[Collected data entries]
^^^^^^^^^^^^^^^^
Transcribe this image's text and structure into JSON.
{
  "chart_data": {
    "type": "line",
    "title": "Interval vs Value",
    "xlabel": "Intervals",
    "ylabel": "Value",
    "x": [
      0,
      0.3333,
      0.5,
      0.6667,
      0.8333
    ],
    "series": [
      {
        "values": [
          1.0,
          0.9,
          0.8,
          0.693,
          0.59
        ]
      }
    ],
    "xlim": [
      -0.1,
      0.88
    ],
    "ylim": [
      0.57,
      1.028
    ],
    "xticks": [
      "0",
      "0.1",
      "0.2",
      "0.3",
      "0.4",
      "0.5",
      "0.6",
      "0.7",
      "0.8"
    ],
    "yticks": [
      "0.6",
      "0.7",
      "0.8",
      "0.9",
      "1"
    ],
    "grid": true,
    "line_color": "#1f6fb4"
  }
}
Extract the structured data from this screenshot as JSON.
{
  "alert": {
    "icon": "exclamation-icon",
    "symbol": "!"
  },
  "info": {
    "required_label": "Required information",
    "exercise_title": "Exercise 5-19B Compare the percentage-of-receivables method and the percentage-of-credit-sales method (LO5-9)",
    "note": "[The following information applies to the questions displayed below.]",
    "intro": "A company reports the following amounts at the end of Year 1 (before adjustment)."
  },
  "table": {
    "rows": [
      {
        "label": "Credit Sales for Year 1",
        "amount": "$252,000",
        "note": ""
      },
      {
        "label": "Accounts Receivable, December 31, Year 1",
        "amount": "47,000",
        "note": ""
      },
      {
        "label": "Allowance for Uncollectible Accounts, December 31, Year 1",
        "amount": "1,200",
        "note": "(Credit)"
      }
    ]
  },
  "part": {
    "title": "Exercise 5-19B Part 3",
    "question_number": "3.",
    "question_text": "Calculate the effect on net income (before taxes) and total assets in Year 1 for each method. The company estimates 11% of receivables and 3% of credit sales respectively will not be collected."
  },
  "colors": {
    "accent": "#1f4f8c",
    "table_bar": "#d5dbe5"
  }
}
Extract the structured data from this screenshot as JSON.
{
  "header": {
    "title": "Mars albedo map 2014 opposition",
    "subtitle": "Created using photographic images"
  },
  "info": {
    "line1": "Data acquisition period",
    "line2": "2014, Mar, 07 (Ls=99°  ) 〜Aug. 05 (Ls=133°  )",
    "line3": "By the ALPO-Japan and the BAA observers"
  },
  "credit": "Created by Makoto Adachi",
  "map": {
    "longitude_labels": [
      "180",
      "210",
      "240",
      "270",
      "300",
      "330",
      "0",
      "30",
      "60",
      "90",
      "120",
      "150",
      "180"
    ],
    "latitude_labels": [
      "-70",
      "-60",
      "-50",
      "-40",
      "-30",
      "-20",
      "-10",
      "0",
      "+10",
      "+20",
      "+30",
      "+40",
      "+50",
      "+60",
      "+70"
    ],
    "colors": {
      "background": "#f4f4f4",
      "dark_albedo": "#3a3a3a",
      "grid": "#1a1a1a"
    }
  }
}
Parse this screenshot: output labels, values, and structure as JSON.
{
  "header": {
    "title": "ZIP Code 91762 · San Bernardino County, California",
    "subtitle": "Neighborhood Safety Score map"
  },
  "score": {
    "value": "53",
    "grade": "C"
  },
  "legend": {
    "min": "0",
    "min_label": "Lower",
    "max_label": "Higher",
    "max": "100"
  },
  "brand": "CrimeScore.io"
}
^^^^^^^^^^^^^^^^
**What is asked**
Every line above should be printed again exactly as it stands.

**Reply to the task**
Transcribe this image's text and structure into JSON.
{
  "chart_data": {
    "type": "line",
    "title": "Interval vs Value",
    "xlabel": "Intervals",
    "ylabel": "Value",
    "x": [
      0,
      0.3333,
      0.5,
      0.6667,
      0.8333
    ],
    "series": [
      {
        "values": [
          1.0,
          0.9,
          0.8,
          0.693,
          0.59
        ]
      }
    ],
    "xlim": [
      -0.1,
      0.88
    ],
    "ylim": [
      0.57,
      1.028
    ],
    "xticks": [
      "0",
      "0.1",
      "0.2",
      "0.3",
      "0.4",
      "0.5",
      "0.6",
      "0.7",
      "0.8"
    ],
    "yticks": [
      "0.6",
      "0.7",
      "0.8",
      "0.9",
      "1"
    ],
    "grid": true,
    "line_color": "#1f6fb4"
  }
}
Extract the structured data from this screenshot as JSON.
{
  "alert": {
    "icon": "exclamation-icon",
    "symbol": "!"
  },
  "info": {
    "required_label": "Required information",
    "exercise_title": "Exercise 5-19B Compare the percentage-of-receivables method and the percentage-of-credit-sales method (LO5-9)",
    "note": "[The following information applies to the questions displayed below.]",
    "intro": "A company reports the following amounts at the end of Year 1 (before adjustment)."
  },
  "table": {
    "rows": [
      {
        "label": "Credit Sales for Year 1",
        "amount": "$252,000",
        "note": ""
      },
      {
        "label": "Accounts Receivable, December 31, Year 1",
        "amount": "47,000",
        "note": ""
      },
      {
        "label": "Allowance for Uncollectible Accounts, December 31, Year 1",
        "amount": "1,200",
        "note": "(Credit)"
      }
    ]
  },
  "part": {
    "title": "Exercise 5-19B Part 3",
    "question_number": "3.",
    "question_text": "Calculate the effect on net income (before taxes) and total assets in Year 1 for each method. The company estimates 11% of receivables and 3% of credit sales respectively will not be collected."
  },
  "colors": {
    "accent": "#1f4f8c",
    "table_bar": "#d5dbe5"
  }
}
Extract the structured data from this screenshot as JSON.
{
  "header": {
    "title": "Mars albedo map 2014 opposition",
    "subtitle": "Created using photographic images"
  },
  "info": {
    "line1": "Data acquisition period",
    "line2": "2014, Mar, 07 (Ls=99°  ) 〜Aug. 05 (Ls=133°  )",
    "line3": "By the ALPO-Japan and the BAA observers"
  },
  "credit": "Created by Makoto Adachi",
  "map": {
    "longitude_labels": [
      "180",
      "210",
      "240",
      "270",
      "300",
      "330",
      "0",
      "30",
      "60",
      "90",
      "120",
      "150",
      "180"
    ],
    "latitude_labels": [
      "-70",
      "-60",
      "-50",
      "-40",
      "-30",
      "-20",
      "-10",
      "0",
      "+10",
      "+20",
      "+30",
      "+40",
      "+50",
      "+60",
      "+70"
    ],
    "colors": {
      "background": "#f4f4f4",
      "dark_albedo": "#3a3a3a",
      "grid": "#1a1a1a"
    }
  }
}
Parse this screenshot: output labels, values, and structure as JSON.
{
  "header": {
    "title": "ZIP Code 91762 · San Bernardino County, California",
    "subtitle": "Neighborhood Safety Score map"
  },
  "score": {
    "value": "53",
    "grade": "C"
  },
  "legend": {
    "min": "0",
    "min_label": "Lower",
    "max_label": "Higher",
    "max": "100"
  },
  "brand": "CrimeScore.io"
}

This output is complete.